◆ Text for analysis
---

Harvesting Cells for Experimental Cancer Treatments

NCT00068003 | Enrolling By Invitation FDA Drug

• 2 other identifiers: 03027703-C-0277
• Study Type: observational
• Target: 7,000
• Locations: 1 country
• Sites: 1

Brief Summary

Background: The NCI Surgery Branch has developed experimental therapies that involve taking white blood cells from patients' tumor or from their blood, growing them in the laboratory in large numbers, and then giving the cells back to the patient. Objective: This study will collect white blood cells from normal volunteers and white blood cells and/or tumor cells, from patients who have been screened for and are eligible for a NCI Surgery Branch treatment protocol. The cells collected from normal volunteers will be used as growth factors for the cells during the period of laboratory growth. The cells and/or tumor from patients will be used to make the cell treatment product. Eligibility: Patients must be eligible for a NCI Surgery Branch Treatment Protocol Normal Volunteers must meet the criteria for blood donation Design Both patients and normal Volunteers will undergo apheresis. Patients will then undergo further testing as required by the treatment protocol. There is no required follow up for normal volunteers.

Conditions

Melanoma; Breast Cancer; Metastatic Cancer; Gastrointestinal Cancer; Non-Small Cell Lung Cancer

Keywords

Adoptive Cell Therapy; Screening; Cell Harvest; Blood; Tumor Tissue; Natural History

Outcome Measures

Primary Outcomes (3)

• Generating anti-tumor patient lymphocytes ex vivo

  Obtain allogeneic PBMC via apheresis, whole blood, or other blood products from healthy volunteers, for use in generating anti-tumor patient lymphocytes ex vivo.

  Approximately 20 years

• To conduct genomic, proteomic, and immunologic research studies

  Conduct genomic, proteomic, and immunologic research studies on samples collected from patients with a current diagnosis of cancer.

---

◆ Problem 1
From the study listing on harvesting cells for cancer treatments, set down the passage that begins at the words "Obtain allogeneic PBMC" and stops after the words "diagnosis of cancer.".
◆ Problem 2
Take the study listing on harvesting cells for cancer treatments further, continuing from its last line.

(Document understanding data)

---

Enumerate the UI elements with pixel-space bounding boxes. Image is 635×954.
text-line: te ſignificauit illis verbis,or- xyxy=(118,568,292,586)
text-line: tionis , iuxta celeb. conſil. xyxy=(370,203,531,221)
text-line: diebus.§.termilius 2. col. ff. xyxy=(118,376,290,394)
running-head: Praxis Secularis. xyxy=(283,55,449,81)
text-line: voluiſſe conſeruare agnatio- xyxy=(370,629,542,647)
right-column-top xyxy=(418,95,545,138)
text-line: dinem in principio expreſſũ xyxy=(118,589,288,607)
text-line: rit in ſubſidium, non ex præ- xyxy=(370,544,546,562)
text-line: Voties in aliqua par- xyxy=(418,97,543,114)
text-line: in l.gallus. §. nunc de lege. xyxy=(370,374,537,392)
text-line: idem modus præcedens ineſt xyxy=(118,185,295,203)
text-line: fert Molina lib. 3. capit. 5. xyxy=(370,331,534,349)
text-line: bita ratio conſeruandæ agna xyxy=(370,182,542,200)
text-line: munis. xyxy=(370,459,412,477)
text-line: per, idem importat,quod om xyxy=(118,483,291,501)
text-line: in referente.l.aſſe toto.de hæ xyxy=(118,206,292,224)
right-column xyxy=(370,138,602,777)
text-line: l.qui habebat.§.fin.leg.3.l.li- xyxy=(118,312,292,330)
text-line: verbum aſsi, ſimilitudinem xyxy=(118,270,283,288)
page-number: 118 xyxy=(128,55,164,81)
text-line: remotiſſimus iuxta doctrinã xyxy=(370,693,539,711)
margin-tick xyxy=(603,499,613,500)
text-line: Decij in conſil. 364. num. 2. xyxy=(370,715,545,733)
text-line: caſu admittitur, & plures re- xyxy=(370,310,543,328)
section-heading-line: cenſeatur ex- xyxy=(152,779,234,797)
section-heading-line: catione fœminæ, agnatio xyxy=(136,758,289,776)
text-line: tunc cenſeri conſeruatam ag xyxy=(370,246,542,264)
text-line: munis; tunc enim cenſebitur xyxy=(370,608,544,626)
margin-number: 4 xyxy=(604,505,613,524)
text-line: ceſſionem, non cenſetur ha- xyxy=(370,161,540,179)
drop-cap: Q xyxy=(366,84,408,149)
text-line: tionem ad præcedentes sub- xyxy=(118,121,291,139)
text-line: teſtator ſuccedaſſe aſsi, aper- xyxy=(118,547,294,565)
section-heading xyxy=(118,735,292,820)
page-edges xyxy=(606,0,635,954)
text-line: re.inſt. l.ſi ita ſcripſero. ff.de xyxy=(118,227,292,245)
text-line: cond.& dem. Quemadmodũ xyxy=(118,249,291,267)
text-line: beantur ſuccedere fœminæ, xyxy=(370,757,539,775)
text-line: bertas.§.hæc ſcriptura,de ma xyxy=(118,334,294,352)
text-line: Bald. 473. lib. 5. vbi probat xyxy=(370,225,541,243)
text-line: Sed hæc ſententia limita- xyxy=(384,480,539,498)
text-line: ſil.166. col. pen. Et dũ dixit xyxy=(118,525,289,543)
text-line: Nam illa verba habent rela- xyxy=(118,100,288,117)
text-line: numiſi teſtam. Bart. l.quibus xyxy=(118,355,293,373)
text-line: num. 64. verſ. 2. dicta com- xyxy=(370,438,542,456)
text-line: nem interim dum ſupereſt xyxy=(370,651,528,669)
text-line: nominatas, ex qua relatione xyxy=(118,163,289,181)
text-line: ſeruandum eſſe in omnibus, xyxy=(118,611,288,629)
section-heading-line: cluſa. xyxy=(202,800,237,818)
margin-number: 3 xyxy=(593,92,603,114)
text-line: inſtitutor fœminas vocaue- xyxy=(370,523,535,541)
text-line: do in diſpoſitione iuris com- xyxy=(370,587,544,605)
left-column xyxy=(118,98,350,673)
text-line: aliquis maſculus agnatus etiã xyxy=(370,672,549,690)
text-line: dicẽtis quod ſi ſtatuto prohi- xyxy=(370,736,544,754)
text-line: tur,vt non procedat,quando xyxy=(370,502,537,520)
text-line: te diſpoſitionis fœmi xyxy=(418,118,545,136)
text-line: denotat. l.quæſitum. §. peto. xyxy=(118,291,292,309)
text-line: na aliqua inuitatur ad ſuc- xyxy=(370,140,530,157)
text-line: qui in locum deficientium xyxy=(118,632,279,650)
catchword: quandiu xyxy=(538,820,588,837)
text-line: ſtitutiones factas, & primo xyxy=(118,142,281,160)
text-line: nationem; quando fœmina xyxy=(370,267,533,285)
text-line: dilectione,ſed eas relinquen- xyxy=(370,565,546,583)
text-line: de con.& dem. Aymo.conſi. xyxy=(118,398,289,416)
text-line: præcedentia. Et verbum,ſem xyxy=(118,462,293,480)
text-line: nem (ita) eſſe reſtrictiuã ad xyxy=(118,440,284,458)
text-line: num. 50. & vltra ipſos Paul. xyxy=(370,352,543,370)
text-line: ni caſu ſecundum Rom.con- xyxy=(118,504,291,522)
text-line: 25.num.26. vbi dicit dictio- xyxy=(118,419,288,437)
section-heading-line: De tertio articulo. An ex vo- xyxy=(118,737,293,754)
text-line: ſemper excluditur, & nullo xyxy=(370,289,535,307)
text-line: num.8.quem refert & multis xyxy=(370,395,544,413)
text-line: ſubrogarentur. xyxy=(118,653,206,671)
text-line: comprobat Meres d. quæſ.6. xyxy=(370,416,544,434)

---

◆ Expected answer 1
Obtain allogeneic PBMC via apheresis, whole blood, or other blood products from healthy volunteers, for use in generating anti-tumor patient lymphocytes ex vivo.

  Approximately 20 years

• To conduct genomic, proteomic, and immunologic research studies

  Conduct genomic, proteomic, and immunologic research studies on samples collected from patients with a current diagnosis of cancer.

◆ Expected answer 2
  Approximately 20 years

• To obtain autologous blood, stem cells, and/or tumor tissue from patients currently with cancer

  Obtain autologous blood, stem cells, and/or tumor tissue from patients currently with cancer for laboratory analysis and ex vivo generation of autologous anti-tumor lymphocytes for potential future enrollment on an NCI-SB adoptive cell therapy clinical trial.

  Approximately 20 years

Secondary Outcomes (2)

• Repository of specimens and associated data

  Approximately 20 years

• Long-term storage of data and biospecimens

  Approximately 20 years

Study Arms (2)

1/Cancer Patients

Patients with a current diagnosis of cancer

Drug: Anti-CD19 CAR PBL

2/Healthy Volunteers

Healthy volunteers

Interventions

Anti-CD19 CAR PBL DRUG

1/Cancer Patients

Eligibility Criteria

• Age: 18 Years+
• Sex: all
• Healthy Volunteers: Yes
• Age Groups: Adult (18-64), Older Adult (65+)
• Sampling Method: Non-Probability Sample

Study Population

Patients with a current diagnosis of cancer who are 18 years of age or older - Healthy volunteers who are 18 years of age or older and meet the safety evaluation criteria established by the FDA for donation of blood products, or, meet the safety evaluation criteria established by the NIH Clinical Center Department of Transfusion Medicine (DTM) Blood Bank for screening of allogeneic whole blood donors

You may qualify if:

• Patients must have a form of cancer currently being studied in the NCI-SB.
• Patient is able to understand and willing to sign a written informed consent document.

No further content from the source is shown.